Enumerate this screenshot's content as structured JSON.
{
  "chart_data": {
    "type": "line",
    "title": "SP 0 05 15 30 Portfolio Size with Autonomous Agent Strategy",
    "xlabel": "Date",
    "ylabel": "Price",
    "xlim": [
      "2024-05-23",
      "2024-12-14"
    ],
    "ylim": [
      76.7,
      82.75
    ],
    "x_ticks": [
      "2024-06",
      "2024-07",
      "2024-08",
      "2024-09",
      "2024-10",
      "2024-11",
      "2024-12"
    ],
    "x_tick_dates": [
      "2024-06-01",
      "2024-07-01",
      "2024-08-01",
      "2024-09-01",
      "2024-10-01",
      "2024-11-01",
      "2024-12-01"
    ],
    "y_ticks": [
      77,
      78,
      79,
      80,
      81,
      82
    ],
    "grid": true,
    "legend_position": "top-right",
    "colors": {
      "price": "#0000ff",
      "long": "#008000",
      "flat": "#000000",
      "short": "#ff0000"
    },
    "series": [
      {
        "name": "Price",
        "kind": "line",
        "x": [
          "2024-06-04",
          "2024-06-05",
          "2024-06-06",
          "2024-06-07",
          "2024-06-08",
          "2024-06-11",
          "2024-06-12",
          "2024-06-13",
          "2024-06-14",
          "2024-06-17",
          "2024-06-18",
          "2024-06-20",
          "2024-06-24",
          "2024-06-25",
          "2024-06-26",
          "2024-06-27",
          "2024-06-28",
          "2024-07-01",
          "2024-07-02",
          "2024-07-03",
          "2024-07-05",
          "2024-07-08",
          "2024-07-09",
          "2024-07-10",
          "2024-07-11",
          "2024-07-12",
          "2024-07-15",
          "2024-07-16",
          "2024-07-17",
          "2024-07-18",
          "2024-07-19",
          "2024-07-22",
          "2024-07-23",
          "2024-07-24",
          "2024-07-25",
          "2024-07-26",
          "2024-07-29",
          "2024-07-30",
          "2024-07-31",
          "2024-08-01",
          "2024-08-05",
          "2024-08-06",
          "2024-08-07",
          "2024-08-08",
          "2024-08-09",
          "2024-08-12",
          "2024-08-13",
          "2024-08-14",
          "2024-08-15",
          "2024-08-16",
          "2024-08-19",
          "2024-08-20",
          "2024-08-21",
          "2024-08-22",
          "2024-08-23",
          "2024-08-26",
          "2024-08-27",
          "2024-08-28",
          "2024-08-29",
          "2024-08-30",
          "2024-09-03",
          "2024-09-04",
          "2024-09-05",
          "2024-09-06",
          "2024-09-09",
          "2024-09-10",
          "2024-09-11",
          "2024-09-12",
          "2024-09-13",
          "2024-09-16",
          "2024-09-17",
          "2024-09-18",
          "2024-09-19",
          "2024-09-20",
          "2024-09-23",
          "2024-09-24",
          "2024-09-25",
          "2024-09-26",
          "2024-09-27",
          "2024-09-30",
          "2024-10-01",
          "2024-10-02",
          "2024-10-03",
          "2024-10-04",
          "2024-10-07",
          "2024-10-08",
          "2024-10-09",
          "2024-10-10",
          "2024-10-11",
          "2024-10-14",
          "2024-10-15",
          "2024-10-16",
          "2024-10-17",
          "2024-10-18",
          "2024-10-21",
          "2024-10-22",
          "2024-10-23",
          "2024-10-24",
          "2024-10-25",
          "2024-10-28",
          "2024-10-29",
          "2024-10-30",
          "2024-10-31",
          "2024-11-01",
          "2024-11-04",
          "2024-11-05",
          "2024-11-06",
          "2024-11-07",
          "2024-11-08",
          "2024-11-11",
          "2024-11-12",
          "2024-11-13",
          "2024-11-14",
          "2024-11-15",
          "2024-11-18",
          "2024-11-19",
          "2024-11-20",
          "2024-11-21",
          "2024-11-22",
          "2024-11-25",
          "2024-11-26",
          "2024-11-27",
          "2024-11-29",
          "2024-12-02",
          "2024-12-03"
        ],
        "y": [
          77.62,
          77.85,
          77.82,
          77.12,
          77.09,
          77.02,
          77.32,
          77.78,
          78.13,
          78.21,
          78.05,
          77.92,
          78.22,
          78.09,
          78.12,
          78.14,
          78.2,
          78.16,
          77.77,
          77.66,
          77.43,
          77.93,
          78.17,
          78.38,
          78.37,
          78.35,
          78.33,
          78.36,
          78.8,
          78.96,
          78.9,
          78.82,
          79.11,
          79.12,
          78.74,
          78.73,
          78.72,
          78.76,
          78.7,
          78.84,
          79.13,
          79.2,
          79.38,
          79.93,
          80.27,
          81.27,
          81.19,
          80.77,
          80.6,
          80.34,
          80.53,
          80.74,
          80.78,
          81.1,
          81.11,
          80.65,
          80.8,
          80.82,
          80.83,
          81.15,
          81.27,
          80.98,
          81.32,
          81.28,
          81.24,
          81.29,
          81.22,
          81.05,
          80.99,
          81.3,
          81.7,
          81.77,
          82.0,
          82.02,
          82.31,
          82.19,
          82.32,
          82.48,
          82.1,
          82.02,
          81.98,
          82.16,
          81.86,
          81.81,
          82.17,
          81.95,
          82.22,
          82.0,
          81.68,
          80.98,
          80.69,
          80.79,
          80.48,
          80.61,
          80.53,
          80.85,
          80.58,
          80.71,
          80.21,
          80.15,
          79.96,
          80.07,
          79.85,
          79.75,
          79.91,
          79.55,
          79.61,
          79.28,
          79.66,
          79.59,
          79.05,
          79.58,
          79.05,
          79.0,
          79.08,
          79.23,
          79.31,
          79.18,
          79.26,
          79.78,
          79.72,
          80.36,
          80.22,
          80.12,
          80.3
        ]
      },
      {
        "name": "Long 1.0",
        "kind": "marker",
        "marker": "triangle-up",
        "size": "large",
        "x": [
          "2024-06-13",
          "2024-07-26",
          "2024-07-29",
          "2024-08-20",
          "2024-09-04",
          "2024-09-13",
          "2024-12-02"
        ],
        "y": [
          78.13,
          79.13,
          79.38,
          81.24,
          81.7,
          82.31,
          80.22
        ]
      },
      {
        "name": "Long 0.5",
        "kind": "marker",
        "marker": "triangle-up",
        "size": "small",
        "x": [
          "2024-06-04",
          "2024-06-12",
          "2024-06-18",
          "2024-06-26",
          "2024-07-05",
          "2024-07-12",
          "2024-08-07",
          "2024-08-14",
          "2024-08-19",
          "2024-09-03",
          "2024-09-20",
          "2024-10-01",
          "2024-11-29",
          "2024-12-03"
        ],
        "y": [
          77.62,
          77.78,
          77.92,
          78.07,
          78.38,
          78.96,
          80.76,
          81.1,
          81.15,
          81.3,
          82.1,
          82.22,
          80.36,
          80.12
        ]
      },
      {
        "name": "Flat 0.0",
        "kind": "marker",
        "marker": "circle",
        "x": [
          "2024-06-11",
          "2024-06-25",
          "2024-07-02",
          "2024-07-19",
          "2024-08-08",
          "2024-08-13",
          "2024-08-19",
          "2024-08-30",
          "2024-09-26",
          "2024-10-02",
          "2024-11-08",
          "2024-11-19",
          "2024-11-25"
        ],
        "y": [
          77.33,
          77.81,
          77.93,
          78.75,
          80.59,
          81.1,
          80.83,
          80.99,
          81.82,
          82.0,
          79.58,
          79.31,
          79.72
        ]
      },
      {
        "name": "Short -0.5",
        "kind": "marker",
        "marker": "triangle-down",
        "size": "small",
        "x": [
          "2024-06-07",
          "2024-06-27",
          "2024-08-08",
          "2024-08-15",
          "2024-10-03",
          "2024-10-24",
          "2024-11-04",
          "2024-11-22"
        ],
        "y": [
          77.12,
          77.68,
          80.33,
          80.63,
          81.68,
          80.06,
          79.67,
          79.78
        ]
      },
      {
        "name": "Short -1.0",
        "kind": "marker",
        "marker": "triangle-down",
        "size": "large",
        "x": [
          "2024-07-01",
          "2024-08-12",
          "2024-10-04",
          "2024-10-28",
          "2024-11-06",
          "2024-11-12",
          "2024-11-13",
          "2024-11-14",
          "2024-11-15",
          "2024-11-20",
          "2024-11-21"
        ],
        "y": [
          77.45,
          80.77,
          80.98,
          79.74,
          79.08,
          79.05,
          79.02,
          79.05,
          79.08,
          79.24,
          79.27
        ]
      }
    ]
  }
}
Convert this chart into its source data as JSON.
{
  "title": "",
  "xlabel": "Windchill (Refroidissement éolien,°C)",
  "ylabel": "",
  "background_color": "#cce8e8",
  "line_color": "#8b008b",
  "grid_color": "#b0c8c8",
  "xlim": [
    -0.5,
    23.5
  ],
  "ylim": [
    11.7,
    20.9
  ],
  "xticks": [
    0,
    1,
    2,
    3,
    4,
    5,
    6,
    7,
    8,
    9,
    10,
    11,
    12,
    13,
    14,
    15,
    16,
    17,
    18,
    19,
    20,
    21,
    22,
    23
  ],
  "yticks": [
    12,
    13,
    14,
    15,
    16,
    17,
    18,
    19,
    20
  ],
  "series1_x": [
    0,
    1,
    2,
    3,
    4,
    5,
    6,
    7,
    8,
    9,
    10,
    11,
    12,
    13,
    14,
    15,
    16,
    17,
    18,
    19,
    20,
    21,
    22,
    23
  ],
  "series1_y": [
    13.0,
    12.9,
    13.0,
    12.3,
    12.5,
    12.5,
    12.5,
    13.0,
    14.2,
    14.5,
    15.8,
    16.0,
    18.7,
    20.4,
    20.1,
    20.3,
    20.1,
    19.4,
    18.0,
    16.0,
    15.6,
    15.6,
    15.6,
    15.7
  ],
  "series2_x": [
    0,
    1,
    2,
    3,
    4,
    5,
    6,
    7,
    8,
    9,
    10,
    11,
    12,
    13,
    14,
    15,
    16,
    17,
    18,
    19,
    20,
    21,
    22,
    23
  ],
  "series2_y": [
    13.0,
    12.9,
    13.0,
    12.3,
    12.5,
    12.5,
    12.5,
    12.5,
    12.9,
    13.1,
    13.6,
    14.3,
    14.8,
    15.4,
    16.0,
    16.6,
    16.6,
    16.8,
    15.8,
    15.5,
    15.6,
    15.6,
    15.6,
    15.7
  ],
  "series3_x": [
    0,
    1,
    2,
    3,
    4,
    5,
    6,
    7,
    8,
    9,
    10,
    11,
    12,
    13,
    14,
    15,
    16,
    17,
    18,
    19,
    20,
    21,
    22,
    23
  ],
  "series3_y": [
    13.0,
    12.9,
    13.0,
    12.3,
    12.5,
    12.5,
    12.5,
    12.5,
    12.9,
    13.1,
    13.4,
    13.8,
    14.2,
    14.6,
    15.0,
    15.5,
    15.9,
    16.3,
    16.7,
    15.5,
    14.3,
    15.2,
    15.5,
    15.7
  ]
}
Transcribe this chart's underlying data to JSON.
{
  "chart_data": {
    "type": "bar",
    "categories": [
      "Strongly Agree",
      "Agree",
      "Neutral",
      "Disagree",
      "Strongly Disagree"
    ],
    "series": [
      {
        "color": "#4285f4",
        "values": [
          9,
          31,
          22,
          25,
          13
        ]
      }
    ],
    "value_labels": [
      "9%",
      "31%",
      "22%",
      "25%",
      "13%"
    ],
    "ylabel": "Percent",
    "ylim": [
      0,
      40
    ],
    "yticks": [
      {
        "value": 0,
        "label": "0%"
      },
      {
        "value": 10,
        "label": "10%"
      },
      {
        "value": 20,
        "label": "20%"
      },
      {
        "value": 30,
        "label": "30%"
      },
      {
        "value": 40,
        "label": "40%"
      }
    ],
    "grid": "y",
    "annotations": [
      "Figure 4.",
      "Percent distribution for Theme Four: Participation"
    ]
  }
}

What to work on – Repeat exactly, and only, the lines of the records above, starting with the line that contains "Transcribe this chart's" and ending with the final line, both included.

Task answer –
Transcribe this chart's underlying data to JSON.
{
  "chart_data": {
    "type": "bar",
    "categories": [
      "Strongly Agree",
      "Agree",
      "Neutral",
      "Disagree",
      "Strongly Disagree"
    ],
    "series": [
      {
        "color": "#4285f4",
        "values": [
          9,
          31,
          22,
          25,
          13
        ]
      }
    ],
    "value_labels": [
      "9%",
      "31%",
      "22%",
      "25%",
      "13%"
    ],
    "ylabel": "Percent",
    "ylim": [
      0,
      40
    ],
    "yticks": [
      {
        "value": 0,
        "label": "0%"
      },
      {
        "value": 10,
        "label": "10%"
      },
      {
        "value": 20,
        "label": "20%"
      },
      {
        "value": 30,
        "label": "30%"
      },
      {
        "value": 40,
        "label": "40%"
      }
    ],
    "grid": "y",
    "annotations": [
      "Figure 4.",
      "Percent distribution for Theme Four: Participation"
    ]
  }
}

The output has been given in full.